WRITTEN EXERCISE → Extract the full set of records that follows, word for word.

::: DATA :::

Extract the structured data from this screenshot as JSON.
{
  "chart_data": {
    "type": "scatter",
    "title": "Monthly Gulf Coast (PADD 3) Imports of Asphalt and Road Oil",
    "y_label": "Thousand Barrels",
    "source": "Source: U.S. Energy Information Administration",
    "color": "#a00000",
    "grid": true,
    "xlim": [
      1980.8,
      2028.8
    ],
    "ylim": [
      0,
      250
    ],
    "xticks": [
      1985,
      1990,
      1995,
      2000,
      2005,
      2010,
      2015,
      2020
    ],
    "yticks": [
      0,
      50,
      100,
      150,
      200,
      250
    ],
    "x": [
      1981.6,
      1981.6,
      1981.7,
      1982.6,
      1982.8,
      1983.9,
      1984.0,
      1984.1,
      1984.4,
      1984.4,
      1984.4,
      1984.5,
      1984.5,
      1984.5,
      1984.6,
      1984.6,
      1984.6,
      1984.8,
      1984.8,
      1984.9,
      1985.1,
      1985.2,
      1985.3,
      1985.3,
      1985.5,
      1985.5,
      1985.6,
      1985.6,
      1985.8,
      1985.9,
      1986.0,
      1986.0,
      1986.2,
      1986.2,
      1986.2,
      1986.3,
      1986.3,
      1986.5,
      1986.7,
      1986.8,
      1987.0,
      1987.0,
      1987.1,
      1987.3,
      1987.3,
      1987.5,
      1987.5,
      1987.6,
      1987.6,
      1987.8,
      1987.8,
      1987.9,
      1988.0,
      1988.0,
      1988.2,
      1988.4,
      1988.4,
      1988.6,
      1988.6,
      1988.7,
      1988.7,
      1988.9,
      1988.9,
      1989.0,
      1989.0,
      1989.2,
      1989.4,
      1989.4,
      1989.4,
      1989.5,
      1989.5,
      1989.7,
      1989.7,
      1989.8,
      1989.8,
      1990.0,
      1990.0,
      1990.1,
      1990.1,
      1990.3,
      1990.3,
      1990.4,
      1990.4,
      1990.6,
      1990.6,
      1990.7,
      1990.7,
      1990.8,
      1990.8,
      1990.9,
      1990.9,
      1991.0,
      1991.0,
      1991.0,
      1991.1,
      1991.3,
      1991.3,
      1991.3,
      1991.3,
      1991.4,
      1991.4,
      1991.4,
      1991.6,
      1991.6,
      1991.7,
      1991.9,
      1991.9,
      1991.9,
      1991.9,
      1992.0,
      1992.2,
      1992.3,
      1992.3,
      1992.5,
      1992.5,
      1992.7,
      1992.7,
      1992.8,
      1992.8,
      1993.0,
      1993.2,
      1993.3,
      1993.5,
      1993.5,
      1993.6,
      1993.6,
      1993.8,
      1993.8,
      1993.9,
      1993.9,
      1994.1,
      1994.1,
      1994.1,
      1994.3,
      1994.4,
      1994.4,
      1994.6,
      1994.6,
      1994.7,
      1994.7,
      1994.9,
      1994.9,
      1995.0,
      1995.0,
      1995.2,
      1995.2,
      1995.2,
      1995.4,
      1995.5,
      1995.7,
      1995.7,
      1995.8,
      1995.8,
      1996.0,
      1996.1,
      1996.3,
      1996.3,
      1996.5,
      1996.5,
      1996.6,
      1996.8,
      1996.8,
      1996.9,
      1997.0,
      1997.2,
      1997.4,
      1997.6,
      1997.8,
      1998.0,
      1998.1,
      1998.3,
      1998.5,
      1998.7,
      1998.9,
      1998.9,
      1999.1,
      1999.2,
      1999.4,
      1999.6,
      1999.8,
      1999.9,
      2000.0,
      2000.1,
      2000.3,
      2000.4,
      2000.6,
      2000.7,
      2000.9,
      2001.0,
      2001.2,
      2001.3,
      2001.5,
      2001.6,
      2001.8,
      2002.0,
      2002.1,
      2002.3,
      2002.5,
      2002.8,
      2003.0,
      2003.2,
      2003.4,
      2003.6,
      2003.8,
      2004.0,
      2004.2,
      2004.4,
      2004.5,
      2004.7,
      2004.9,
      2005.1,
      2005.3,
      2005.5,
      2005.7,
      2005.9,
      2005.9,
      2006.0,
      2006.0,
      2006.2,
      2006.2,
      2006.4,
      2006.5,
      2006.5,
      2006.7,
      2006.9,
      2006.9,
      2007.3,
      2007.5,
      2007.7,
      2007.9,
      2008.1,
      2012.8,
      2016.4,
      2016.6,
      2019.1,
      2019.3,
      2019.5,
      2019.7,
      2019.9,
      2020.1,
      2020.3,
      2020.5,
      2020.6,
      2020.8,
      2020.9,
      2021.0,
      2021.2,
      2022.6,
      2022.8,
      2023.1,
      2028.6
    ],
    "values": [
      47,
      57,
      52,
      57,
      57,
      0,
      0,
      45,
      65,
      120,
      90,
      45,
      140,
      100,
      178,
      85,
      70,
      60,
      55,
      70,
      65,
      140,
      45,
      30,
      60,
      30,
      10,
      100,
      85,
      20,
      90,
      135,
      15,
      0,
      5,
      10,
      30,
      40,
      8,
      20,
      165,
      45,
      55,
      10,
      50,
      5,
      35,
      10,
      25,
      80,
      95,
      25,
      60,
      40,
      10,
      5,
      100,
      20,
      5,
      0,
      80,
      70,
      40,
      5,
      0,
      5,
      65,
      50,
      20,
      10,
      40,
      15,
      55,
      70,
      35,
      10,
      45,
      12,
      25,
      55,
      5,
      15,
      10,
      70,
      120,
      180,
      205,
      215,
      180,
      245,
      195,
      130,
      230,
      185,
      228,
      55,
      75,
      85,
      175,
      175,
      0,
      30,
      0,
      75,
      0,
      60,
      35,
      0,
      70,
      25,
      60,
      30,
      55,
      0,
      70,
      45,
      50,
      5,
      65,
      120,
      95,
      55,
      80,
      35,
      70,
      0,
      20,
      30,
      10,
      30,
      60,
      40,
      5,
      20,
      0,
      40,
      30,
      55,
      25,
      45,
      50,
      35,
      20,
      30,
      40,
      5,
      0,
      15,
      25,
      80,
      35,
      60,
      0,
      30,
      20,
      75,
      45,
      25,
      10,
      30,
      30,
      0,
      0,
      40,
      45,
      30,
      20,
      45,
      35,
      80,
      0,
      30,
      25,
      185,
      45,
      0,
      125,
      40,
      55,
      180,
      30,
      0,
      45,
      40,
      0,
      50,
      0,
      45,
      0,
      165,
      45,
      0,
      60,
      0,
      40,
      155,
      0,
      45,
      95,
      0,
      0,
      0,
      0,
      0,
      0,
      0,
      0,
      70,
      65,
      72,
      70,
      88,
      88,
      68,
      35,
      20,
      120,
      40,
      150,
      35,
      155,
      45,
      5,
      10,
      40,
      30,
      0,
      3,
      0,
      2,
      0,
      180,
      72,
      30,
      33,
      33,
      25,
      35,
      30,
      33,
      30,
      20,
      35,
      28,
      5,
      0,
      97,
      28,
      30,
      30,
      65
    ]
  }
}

:::

EXERCISE OUTPUT →
Extract the structured data from this screenshot as JSON.
{
  "chart_data": {
    "type": "scatter",
    "title": "Monthly Gulf Coast (PADD 3) Imports of Asphalt and Road Oil",
    "y_label": "Thousand Barrels",
    "source": "Source: U.S. Energy Information Administration",
    "color": "#a00000",
    "grid": true,
    "xlim": [
      1980.8,
      2028.8
    ],
    "ylim": [
      0,
      250
    ],
    "xticks": [
      1985,
      1990,
      1995,
      2000,
      2005,
      2010,
      2015,
      2020
    ],
    "yticks": [
      0,
      50,
      100,
      150,
      200,
      250
    ],
    "x": [
      1981.6,
      1981.6,
      1981.7,
      1982.6,
      1982.8,
      1983.9,
      1984.0,
      1984.1,
      1984.4,
      1984.4,
      1984.4,
      1984.5,
      1984.5,
      1984.5,
      1984.6,
      1984.6,
      1984.6,
      1984.8,
      1984.8,
      1984.9,
      1985.1,
      1985.2,
      1985.3,
      1985.3,
      1985.5,
      1985.5,
      1985.6,
      1985.6,
      1985.8,
      1985.9,
      1986.0,
      1986.0,
      1986.2,
      1986.2,
      1986.2,
      1986.3,
      1986.3,
      1986.5,
      1986.7,
      1986.8,
      1987.0,
      1987.0,
      1987.1,
      1987.3,
      1987.3,
      1987.5,
      1987.5,
      1987.6,
      1987.6,
      1987.8,
      1987.8,
      1987.9,
      1988.0,
      1988.0,
      1988.2,
      1988.4,
      1988.4,
      1988.6,
      1988.6,
      1988.7,
      1988.7,
      1988.9,
      1988.9,
      1989.0,
      1989.0,
      1989.2,
      1989.4,
      1989.4,
      1989.4,
      1989.5,
      1989.5,
      1989.7,
      1989.7,
      1989.8,
      1989.8,
      1990.0,
      1990.0,
      1990.1,
      1990.1,
      1990.3,
      1990.3,
      1990.4,
      1990.4,
      1990.6,
      1990.6,
      1990.7,
      1990.7,
      1990.8,
      1990.8,
      1990.9,
      1990.9,
      1991.0,
      1991.0,
      1991.0,
      1991.1,
      1991.3,
      1991.3,
      1991.3,
      1991.3,
      1991.4,
      1991.4,
      1991.4,
      1991.6,
      1991.6,
      1991.7,
      1991.9,
      1991.9,
      1991.9,
      1991.9,
      1992.0,
      1992.2,
      1992.3,
      1992.3,
      1992.5,
      1992.5,
      1992.7,
      1992.7,
      1992.8,
      1992.8,
      1993.0,
      1993.2,
      1993.3,
      1993.5,
      1993.5,
      1993.6,
      1993.6,
      1993.8,
      1993.8,
      1993.9,
      1993.9,
      1994.1,
      1994.1,
      1994.1,
      1994.3,
      1994.4,
      1994.4,
      1994.6,
      1994.6,
      1994.7,
      1994.7,
      1994.9,
      1994.9,
      1995.0,
      1995.0,
      1995.2,
      1995.2,
      1995.2,
      1995.4,
      1995.5,
      1995.7,
      1995.7,
      1995.8,
      1995.8,
      1996.0,
      1996.1,
      1996.3,
      1996.3,
      1996.5,
      1996.5,
      1996.6,
      1996.8,
      1996.8,
      1996.9,
      1997.0,
      1997.2,
      1997.4,
      1997.6,
      1997.8,
      1998.0,
      1998.1,
      1998.3,
      1998.5,
      1998.7,
      1998.9,
      1998.9,
      1999.1,
      1999.2,
      1999.4,
      1999.6,
      1999.8,
      1999.9,
      2000.0,
      2000.1,
      2000.3,
      2000.4,
      2000.6,
      2000.7,
      2000.9,
      2001.0,
      2001.2,
      2001.3,
      2001.5,
      2001.6,
      2001.8,
      2002.0,
      2002.1,
      2002.3,
      2002.5,
      2002.8,
      2003.0,
      2003.2,
      2003.4,
      2003.6,
      2003.8,
      2004.0,
      2004.2,
      2004.4,
      2004.5,
      2004.7,
      2004.9,
      2005.1,
      2005.3,
      2005.5,
      2005.7,
      2005.9,
      2005.9,
      2006.0,
      2006.0,
      2006.2,
      2006.2,
      2006.4,
      2006.5,
      2006.5,
      2006.7,
      2006.9,
      2006.9,
      2007.3,
      2007.5,
      2007.7,
      2007.9,
      2008.1,
      2012.8,
      2016.4,
      2016.6,
      2019.1,
      2019.3,
      2019.5,
      2019.7,
      2019.9,
      2020.1,
      2020.3,
      2020.5,
      2020.6,
      2020.8,
      2020.9,
      2021.0,
      2021.2,
      2022.6,
      2022.8,
      2023.1,
      2028.6
    ],
    "values": [
      47,
      57,
      52,
      57,
      57,
      0,
      0,
      45,
      65,
      120,
      90,
      45,
      140,
      100,
      178,
      85,
      70,
      60,
      55,
      70,
      65,
      140,
      45,
      30,
      60,
      30,
      10,
      100,
      85,
      20,
      90,
      135,
      15,
      0,
      5,
      10,
      30,
      40,
      8,
      20,
      165,
      45,
      55,
      10,
      50,
      5,
      35,
      10,
      25,
      80,
      95,
      25,
      60,
      40,
      10,
      5,
      100,
      20,
      5,
      0,
      80,
      70,
      40,
      5,
      0,
      5,
      65,
      50,
      20,
      10,
      40,
      15,
      55,
      70,
      35,
      10,
      45,
      12,
      25,
      55,
      5,
      15,
      10,
      70,
      120,
      180,
      205,
      215,
      180,
      245,
      195,
      130,
      230,
      185,
      228,
      55,
      75,
      85,
      175,
      175,
      0,
      30,
      0,
      75,
      0,
      60,
      35,
      0,
      70,
      25,
      60,
      30,
      55,
      0,
      70,
      45,
      50,
      5,
      65,
      120,
      95,
      55,
      80,
      35,
      70,
      0,
      20,
      30,
      10,
      30,
      60,
      40,
      5,
      20,
      0,
      40,
      30,
      55,
      25,
      45,
      50,
      35,
      20,
      30,
      40,
      5,
      0,
      15,
      25,
      80,
      35,
      60,
      0,
      30,
      20,
      75,
      45,
      25,
      10,
      30,
      30,
      0,
      0,
      40,
      45,
      30,
      20,
      45,
      35,
      80,
      0,
      30,
      25,
      185,
      45,
      0,
      125,
      40,
      55,
      180,
      30,
      0,
      45,
      40,
      0,
      50,
      0,
      45,
      0,
      165,
      45,
      0,
      60,
      0,
      40,
      155,
      0,
      45,
      95,
      0,
      0,
      0,
      0,
      0,
      0,
      0,
      0,
      70,
      65,
      72,
      70,
      88,
      88,
      68,
      35,
      20,
      120,
      40,
      150,
      35,
      155,
      45,
      5,
      10,
      40,
      30,
      0,
      3,
      0,
      2,
      0,
      180,
      72,
      30,
      33,
      33,
      25,
      35,
      30,
      33,
      30,
      20,
      35,
      28,
      5,
      0,
      97,
      28,
      30,
      30,
      65
    ]
  }
}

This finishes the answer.